:: Information supplied ::
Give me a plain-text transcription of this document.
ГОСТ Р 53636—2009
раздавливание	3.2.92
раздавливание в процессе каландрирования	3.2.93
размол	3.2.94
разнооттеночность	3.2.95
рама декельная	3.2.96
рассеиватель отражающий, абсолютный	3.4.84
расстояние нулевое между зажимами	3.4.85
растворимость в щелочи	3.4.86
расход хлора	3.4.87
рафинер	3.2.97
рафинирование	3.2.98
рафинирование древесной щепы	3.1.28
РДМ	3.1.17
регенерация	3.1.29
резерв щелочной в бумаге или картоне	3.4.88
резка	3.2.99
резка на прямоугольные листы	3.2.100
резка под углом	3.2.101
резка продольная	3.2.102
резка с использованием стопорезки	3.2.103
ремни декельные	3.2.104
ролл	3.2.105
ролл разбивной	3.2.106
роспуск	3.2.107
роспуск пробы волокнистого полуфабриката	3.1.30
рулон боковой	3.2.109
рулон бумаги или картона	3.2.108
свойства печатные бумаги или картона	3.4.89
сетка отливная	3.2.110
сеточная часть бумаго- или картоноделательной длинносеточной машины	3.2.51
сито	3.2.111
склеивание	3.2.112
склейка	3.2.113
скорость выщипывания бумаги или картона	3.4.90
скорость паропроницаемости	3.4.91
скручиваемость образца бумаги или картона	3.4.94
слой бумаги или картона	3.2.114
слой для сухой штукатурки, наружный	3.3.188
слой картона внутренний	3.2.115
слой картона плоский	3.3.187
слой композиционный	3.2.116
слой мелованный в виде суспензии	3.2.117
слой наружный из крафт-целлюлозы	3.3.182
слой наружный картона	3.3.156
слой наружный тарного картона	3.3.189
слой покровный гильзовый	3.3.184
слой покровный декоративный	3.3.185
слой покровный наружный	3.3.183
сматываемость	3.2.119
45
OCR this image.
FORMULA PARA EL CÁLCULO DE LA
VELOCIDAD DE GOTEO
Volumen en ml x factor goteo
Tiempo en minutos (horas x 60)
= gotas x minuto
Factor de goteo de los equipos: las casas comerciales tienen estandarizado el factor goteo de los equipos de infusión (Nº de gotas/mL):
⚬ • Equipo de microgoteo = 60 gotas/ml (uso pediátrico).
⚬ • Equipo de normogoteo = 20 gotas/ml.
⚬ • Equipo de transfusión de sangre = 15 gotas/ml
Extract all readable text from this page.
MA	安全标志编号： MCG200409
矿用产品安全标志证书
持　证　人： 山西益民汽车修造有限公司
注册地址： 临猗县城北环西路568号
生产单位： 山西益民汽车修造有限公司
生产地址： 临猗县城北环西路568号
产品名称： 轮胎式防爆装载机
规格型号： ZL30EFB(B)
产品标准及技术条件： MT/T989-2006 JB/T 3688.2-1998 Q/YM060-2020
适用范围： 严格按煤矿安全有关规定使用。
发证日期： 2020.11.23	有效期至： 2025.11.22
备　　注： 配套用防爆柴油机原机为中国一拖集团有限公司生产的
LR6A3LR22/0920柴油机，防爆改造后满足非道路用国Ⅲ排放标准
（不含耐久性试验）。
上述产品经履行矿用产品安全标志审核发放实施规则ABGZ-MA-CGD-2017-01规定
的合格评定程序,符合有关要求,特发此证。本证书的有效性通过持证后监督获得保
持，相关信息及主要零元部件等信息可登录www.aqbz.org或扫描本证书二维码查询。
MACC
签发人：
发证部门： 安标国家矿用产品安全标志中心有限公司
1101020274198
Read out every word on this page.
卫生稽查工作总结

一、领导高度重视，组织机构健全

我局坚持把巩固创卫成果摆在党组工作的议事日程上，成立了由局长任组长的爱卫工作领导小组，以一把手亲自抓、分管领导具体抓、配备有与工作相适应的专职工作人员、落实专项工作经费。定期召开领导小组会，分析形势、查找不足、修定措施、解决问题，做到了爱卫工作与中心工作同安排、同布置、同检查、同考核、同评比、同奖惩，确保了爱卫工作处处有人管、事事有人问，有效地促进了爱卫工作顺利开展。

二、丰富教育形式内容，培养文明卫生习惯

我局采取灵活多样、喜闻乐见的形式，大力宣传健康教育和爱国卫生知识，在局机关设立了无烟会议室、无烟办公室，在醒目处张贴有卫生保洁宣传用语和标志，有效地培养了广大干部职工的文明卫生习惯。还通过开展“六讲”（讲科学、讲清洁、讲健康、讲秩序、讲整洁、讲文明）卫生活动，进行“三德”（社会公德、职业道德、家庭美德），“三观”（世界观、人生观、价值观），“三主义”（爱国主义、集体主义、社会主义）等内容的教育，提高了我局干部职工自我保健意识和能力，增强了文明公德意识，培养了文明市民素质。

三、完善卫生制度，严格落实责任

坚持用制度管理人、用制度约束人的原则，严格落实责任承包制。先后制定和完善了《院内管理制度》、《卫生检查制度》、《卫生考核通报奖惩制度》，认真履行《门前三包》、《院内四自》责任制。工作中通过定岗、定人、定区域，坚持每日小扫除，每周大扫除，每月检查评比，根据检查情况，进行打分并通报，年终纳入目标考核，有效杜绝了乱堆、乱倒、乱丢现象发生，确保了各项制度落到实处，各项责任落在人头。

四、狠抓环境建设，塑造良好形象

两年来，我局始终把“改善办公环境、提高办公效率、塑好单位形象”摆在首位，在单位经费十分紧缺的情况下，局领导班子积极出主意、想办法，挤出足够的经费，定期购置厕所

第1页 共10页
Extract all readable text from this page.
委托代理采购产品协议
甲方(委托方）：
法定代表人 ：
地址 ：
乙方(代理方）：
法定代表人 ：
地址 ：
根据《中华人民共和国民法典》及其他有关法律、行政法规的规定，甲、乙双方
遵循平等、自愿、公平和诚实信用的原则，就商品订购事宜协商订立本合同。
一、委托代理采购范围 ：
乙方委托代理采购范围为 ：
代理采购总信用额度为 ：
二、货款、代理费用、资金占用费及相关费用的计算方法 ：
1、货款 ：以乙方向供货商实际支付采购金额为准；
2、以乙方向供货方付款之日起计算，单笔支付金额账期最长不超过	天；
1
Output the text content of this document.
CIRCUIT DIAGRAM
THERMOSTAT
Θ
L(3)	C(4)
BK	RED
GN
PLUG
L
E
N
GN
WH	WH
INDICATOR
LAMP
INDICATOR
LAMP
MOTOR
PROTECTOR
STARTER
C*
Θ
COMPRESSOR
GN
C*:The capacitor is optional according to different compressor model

:: Task to complete ::
Using the data above, return each line exactly as written.

:: Solution to this problem ::
Give me a plain-text transcription of this document.
ГОСТ Р 53636—2009
раздавливание	3.2.92
раздавливание в процессе каландрирования	3.2.93
размол	3.2.94
разнооттеночность	3.2.95
рама декельная	3.2.96
рассеиватель отражающий, абсолютный	3.4.84
расстояние нулевое между зажимами	3.4.85
растворимость в щелочи	3.4.86
расход хлора	3.4.87
рафинер	3.2.97
рафинирование	3.2.98
рафинирование древесной щепы	3.1.28
РДМ	3.1.17
регенерация	3.1.29
резерв щелочной в бумаге или картоне	3.4.88
резка	3.2.99
резка на прямоугольные листы	3.2.100
резка под углом	3.2.101
резка продольная	3.2.102
резка с использованием стопорезки	3.2.103
ремни декельные	3.2.104
ролл	3.2.105
ролл разбивной	3.2.106
роспуск	3.2.107
роспуск пробы волокнистого полуфабриката	3.1.30
рулон боковой	3.2.109
рулон бумаги или картона	3.2.108
свойства печатные бумаги или картона	3.4.89
сетка отливная	3.2.110
сеточная часть бумаго- или картоноделательной длинносеточной машины	3.2.51
сито	3.2.111
склеивание	3.2.112
склейка	3.2.113
скорость выщипывания бумаги или картона	3.4.90
скорость паропроницаемости	3.4.91
скручиваемость образца бумаги или картона	3.4.94
слой бумаги или картона	3.2.114
слой для сухой штукатурки, наружный	3.3.188
слой картона внутренний	3.2.115
слой картона плоский	3.3.187
слой композиционный	3.2.116
слой мелованный в виде суспензии	3.2.117
слой наружный из крафт-целлюлозы	3.3.182
слой наружный картона	3.3.156
слой наружный тарного картона	3.3.189
слой покровный гильзовый	3.3.184
слой покровный декоративный	3.3.185
слой покровный наружный	3.3.183
сматываемость	3.2.119
45
OCR this image.
FORMULA PARA EL CÁLCULO DE LA
VELOCIDAD DE GOTEO
Volumen en ml x factor goteo
Tiempo en minutos (horas x 60)
= gotas x minuto
Factor de goteo de los equipos: las casas comerciales tienen estandarizado el factor goteo de los equipos de infusión (Nº de gotas/mL):
⚬ • Equipo de microgoteo = 60 gotas/ml (uso pediátrico).
⚬ • Equipo de normogoteo = 20 gotas/ml.
⚬ • Equipo de transfusión de sangre = 15 gotas/ml
Extract all readable text from this page.
MA	安全标志编号： MCG200409
矿用产品安全标志证书
持　证　人： 山西益民汽车修造有限公司
注册地址： 临猗县城北环西路568号
生产单位： 山西益民汽车修造有限公司
生产地址： 临猗县城北环西路568号
产品名称： 轮胎式防爆装载机
规格型号： ZL30EFB(B)
产品标准及技术条件： MT/T989-2006 JB/T 3688.2-1998 Q/YM060-2020
适用范围： 严格按煤矿安全有关规定使用。
发证日期： 2020.11.23	有效期至： 2025.11.22
备　　注： 配套用防爆柴油机原机为中国一拖集团有限公司生产的
LR6A3LR22/0920柴油机，防爆改造后满足非道路用国Ⅲ排放标准
（不含耐久性试验）。
上述产品经履行矿用产品安全标志审核发放实施规则ABGZ-MA-CGD-2017-01规定
的合格评定程序,符合有关要求,特发此证。本证书的有效性通过持证后监督获得保
持，相关信息及主要零元部件等信息可登录www.aqbz.org或扫描本证书二维码查询。
MACC
签发人：
发证部门： 安标国家矿用产品安全标志中心有限公司
1101020274198
Read out every word on this page.
卫生稽查工作总结

一、领导高度重视，组织机构健全

我局坚持把巩固创卫成果摆在党组工作的议事日程上，成立了由局长任组长的爱卫工作领导小组，以一把手亲自抓、分管领导具体抓、配备有与工作相适应的专职工作人员、落实专项工作经费。定期召开领导小组会，分析形势、查找不足、修定措施、解决问题，做到了爱卫工作与中心工作同安排、同布置、同检查、同考核、同评比、同奖惩，确保了爱卫工作处处有人管、事事有人问，有效地促进了爱卫工作顺利开展。

二、丰富教育形式内容，培养文明卫生习惯

我局采取灵活多样、喜闻乐见的形式，大力宣传健康教育和爱国卫生知识，在局机关设立了无烟会议室、无烟办公室，在醒目处张贴有卫生保洁宣传用语和标志，有效地培养了广大干部职工的文明卫生习惯。还通过开展“六讲”（讲科学、讲清洁、讲健康、讲秩序、讲整洁、讲文明）卫生活动，进行“三德”（社会公德、职业道德、家庭美德），“三观”（世界观、人生观、价值观），“三主义”（爱国主义、集体主义、社会主义）等内容的教育，提高了我局干部职工自我保健意识和能力，增强了文明公德意识，培养了文明市民素质。

三、完善卫生制度，严格落实责任

坚持用制度管理人、用制度约束人的原则，严格落实责任承包制。先后制定和完善了《院内管理制度》、《卫生检查制度》、《卫生考核通报奖惩制度》，认真履行《门前三包》、《院内四自》责任制。工作中通过定岗、定人、定区域，坚持每日小扫除，每周大扫除，每月检查评比，根据检查情况，进行打分并通报，年终纳入目标考核，有效杜绝了乱堆、乱倒、乱丢现象发生，确保了各项制度落到实处，各项责任落在人头。

四、狠抓环境建设，塑造良好形象

两年来，我局始终把“改善办公环境、提高办公效率、塑好单位形象”摆在首位，在单位经费十分紧缺的情况下，局领导班子积极出主意、想办法，挤出足够的经费，定期购置厕所

第1页 共10页
Extract all readable text from this page.
委托代理采购产品协议
甲方(委托方）：
法定代表人 ：
地址 ：
乙方(代理方）：
法定代表人 ：
地址 ：
根据《中华人民共和国民法典》及其他有关法律、行政法规的规定，甲、乙双方
遵循平等、自愿、公平和诚实信用的原则，就商品订购事宜协商订立本合同。
一、委托代理采购范围 ：
乙方委托代理采购范围为 ：
代理采购总信用额度为 ：
二、货款、代理费用、资金占用费及相关费用的计算方法 ：
1、货款 ：以乙方向供货商实际支付采购金额为准；
2、以乙方向供货方付款之日起计算，单笔支付金额账期最长不超过	天；
1
Output the text content of this document.
CIRCUIT DIAGRAM
THERMOSTAT
Θ
L(3)	C(4)
BK	RED
GN
PLUG
L
E
N
GN
WH	WH
INDICATOR
LAMP
INDICATOR
LAMP
MOTOR
PROTECTOR
STARTER
C*
Θ
COMPRESSOR
GN
C*:The capacitor is optional according to different compressor model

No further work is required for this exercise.